Work to be completed
Transcribe the entries that follow exactly as they appear, minus pictures.

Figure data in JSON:
#####

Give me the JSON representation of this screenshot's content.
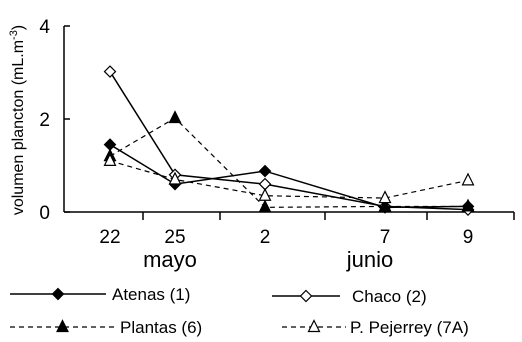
{
  "chart_data": {
    "type": "line",
    "ylabel": "volumen plancton (mL.m",
    "ylabel_sup": "-3",
    "ylabel_close": ")",
    "ylim": [
      0,
      4
    ],
    "yticks": [
      "0",
      "2",
      "4"
    ],
    "x": [
      "22",
      "25",
      "2",
      "7",
      "9"
    ],
    "months": [
      {
        "label": "mayo"
      },
      {
        "label": "junio"
      }
    ],
    "grid": false,
    "legend_position": "bottom",
    "series": [
      {
        "name": "Atenas (1)",
        "values": [
          1.45,
          0.6,
          0.88,
          0.1,
          0.12
        ],
        "marker": "filled-diamond",
        "dash": "solid"
      },
      {
        "name": "Chaco (2)",
        "values": [
          3.02,
          0.8,
          0.6,
          0.12,
          0.05
        ],
        "marker": "open-diamond",
        "dash": "solid"
      },
      {
        "name": "Plantas (6)",
        "values": [
          1.2,
          2.02,
          0.1,
          0.12,
          0.12
        ],
        "marker": "filled-triangle",
        "dash": "dashed"
      },
      {
        "name": "P. Pejerrey (7A)",
        "values": [
          1.1,
          0.7,
          0.35,
          0.3,
          0.68
        ],
        "marker": "open-triangle",
        "dash": "dashed"
      }
    ]
  }
}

#####

Solution
Give me the JSON representation of this screenshot's content.
{
  "chart_data": {
    "type": "line",
    "ylabel": "volumen plancton (mL.m",
    "ylabel_sup": "-3",
    "ylabel_close": ")",
    "ylim": [
      0,
      4
    ],
    "yticks": [
      "0",
      "2",
      "4"
    ],
    "x": [
      "22",
      "25",
      "2",
      "7",
      "9"
    ],
    "months": [
      {
        "label": "mayo"
      },
      {
        "label": "junio"
      }
    ],
    "grid": false,
    "legend_position": "bottom",
    "series": [
      {
        "name": "Atenas (1)",
        "values": [
          1.45,
          0.6,
          0.88,
          0.1,
          0.12
        ],
        "marker": "filled-diamond",
        "dash": "solid"
      },
      {
        "name": "Chaco (2)",
        "values": [
          3.02,
          0.8,
          0.6,
          0.12,
          0.05
        ],
        "marker": "open-diamond",
        "dash": "solid"
      },
      {
        "name": "Plantas (6)",
        "values": [
          1.2,
          2.02,
          0.1,
          0.12,
          0.12
        ],
        "marker": "filled-triangle",
        "dash": "dashed"
      },
      {
        "name": "P. Pejerrey (7A)",
        "values": [
          1.1,
          0.7,
          0.35,
          0.3,
          0.68
        ],
        "marker": "open-triangle",
        "dash": "dashed"
      }
    ]
  }
}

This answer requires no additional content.